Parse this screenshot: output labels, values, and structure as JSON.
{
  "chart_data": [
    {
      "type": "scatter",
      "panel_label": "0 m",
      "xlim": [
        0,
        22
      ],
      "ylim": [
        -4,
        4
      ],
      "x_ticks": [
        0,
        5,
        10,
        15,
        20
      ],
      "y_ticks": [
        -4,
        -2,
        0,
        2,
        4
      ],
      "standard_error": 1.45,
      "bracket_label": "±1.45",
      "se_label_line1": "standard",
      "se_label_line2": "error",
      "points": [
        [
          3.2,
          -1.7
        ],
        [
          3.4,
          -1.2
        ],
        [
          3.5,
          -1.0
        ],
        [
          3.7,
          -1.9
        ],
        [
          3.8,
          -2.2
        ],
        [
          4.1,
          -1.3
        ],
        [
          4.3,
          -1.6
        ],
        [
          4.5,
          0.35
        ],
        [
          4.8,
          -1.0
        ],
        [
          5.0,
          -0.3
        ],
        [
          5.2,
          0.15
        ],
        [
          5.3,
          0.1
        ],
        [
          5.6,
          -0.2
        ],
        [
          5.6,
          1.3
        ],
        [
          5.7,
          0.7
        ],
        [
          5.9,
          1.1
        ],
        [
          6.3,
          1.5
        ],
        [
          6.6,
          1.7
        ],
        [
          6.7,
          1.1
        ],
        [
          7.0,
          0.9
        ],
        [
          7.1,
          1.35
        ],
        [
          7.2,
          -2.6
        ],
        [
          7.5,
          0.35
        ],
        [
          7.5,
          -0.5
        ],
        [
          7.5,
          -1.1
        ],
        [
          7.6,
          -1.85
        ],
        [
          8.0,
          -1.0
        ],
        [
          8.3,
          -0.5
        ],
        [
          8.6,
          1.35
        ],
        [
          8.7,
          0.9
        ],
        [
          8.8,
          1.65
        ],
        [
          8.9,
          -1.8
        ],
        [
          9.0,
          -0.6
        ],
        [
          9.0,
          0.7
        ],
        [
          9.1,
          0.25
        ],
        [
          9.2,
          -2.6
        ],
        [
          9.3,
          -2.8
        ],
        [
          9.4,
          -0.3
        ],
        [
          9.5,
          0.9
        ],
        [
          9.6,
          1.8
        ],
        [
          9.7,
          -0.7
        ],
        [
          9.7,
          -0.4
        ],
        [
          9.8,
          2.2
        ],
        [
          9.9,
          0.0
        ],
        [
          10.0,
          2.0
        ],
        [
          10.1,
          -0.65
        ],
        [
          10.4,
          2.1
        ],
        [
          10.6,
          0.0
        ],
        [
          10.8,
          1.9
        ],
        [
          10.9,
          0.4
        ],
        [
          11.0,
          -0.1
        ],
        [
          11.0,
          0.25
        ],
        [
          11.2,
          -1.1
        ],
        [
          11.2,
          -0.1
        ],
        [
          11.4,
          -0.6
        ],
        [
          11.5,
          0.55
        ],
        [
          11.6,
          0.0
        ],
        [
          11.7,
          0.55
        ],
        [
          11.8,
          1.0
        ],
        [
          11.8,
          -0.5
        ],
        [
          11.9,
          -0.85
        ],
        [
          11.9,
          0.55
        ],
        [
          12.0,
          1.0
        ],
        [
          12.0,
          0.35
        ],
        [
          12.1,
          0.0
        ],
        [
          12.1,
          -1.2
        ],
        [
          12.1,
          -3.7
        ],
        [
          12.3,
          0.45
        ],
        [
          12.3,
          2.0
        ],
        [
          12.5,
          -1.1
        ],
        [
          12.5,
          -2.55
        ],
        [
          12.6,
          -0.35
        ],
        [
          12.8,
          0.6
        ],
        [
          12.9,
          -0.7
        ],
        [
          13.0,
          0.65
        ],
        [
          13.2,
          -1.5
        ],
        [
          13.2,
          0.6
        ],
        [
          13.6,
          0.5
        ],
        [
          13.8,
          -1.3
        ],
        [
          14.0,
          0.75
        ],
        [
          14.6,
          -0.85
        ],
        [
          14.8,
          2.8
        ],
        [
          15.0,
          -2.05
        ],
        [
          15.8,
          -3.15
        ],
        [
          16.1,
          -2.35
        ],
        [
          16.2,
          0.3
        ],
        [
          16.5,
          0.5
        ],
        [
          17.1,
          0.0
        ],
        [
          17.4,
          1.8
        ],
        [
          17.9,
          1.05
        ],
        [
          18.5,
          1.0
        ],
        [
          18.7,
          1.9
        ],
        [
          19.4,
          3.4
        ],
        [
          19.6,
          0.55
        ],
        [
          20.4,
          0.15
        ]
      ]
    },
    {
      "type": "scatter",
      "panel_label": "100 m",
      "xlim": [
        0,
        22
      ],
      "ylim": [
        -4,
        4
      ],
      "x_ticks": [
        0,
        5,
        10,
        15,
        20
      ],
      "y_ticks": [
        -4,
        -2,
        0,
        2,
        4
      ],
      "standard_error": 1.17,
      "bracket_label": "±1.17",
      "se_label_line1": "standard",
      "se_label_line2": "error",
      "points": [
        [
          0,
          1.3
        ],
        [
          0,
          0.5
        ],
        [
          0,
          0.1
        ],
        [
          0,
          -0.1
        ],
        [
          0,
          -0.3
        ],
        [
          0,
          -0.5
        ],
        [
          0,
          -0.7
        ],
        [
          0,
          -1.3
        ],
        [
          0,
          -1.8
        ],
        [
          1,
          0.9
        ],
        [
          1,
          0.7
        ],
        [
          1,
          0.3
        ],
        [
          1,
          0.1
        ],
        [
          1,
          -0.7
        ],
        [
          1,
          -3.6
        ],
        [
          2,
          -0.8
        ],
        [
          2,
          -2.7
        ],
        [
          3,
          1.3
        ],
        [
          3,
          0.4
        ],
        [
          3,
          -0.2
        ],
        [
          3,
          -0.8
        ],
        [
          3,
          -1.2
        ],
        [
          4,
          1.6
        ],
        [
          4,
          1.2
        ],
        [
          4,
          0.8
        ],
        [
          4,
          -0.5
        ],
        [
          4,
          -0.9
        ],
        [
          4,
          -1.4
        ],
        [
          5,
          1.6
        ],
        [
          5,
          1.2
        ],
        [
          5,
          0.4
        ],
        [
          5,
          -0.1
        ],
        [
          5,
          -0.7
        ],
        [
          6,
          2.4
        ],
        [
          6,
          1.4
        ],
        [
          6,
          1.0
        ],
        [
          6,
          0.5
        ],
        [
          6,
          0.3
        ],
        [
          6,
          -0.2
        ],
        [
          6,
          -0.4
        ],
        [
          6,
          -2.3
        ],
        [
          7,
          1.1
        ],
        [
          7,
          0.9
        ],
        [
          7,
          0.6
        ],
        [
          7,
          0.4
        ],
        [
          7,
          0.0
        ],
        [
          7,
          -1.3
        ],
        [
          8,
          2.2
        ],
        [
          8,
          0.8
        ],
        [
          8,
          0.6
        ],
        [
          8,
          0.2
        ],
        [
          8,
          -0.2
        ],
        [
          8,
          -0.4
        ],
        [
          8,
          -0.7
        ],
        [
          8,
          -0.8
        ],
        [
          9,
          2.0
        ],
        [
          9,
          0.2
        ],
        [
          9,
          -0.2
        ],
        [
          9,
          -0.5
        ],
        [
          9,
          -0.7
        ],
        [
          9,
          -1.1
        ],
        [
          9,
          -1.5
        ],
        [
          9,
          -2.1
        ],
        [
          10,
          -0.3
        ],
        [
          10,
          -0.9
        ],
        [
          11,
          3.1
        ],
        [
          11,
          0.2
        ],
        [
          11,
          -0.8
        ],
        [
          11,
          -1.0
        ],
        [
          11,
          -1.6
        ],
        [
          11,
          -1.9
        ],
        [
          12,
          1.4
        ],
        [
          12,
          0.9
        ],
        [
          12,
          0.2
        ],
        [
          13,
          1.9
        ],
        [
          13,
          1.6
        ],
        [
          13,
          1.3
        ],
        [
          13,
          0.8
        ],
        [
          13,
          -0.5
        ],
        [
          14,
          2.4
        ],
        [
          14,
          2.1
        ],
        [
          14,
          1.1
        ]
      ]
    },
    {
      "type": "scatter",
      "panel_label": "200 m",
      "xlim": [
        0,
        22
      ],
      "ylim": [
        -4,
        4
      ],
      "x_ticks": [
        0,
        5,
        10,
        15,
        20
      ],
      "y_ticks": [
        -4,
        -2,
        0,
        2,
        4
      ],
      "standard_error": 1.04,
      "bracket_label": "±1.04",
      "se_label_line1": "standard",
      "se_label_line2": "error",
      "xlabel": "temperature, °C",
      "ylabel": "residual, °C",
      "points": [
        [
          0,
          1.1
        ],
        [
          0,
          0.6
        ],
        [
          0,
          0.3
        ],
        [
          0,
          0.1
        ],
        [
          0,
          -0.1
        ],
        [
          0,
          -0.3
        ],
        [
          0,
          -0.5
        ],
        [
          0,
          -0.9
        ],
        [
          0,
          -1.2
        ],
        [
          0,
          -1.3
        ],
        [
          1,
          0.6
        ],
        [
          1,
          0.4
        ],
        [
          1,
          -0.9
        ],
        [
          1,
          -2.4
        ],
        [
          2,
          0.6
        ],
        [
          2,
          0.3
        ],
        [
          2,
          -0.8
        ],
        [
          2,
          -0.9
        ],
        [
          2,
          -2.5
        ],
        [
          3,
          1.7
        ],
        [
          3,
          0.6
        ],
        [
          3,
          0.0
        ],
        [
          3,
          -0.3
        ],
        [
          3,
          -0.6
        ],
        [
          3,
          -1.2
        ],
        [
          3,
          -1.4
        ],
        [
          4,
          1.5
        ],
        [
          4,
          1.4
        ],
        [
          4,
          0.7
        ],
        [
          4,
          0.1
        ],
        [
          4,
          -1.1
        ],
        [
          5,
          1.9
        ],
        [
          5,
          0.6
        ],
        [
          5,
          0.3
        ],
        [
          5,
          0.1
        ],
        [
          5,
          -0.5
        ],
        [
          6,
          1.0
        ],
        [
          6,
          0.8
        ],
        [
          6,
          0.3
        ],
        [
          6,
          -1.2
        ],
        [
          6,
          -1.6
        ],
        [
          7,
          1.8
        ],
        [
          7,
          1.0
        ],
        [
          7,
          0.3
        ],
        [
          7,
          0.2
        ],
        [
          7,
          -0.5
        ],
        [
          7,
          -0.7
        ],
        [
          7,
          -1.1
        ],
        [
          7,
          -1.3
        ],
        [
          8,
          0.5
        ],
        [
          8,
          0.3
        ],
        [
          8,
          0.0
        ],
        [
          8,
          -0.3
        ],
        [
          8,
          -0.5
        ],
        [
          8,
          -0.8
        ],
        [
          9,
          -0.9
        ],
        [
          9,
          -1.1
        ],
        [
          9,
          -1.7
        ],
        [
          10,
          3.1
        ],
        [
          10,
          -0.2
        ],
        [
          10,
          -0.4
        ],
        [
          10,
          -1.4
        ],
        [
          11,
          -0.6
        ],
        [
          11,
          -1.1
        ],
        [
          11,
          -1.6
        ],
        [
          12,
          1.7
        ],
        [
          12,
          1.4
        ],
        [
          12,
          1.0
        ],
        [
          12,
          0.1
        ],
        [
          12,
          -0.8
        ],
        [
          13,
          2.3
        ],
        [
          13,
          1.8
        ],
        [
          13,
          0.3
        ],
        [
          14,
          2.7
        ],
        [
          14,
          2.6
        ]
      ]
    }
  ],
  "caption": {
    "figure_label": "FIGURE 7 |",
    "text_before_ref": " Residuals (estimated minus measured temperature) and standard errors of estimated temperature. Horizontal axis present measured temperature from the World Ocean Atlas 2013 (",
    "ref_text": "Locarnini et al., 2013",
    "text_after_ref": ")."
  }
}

☆ ☆ ☆ ☆ ☆

Exercise
Work out how many lines in the records above contain the word "temperature", and reply with that number alone.

Exercise solution
2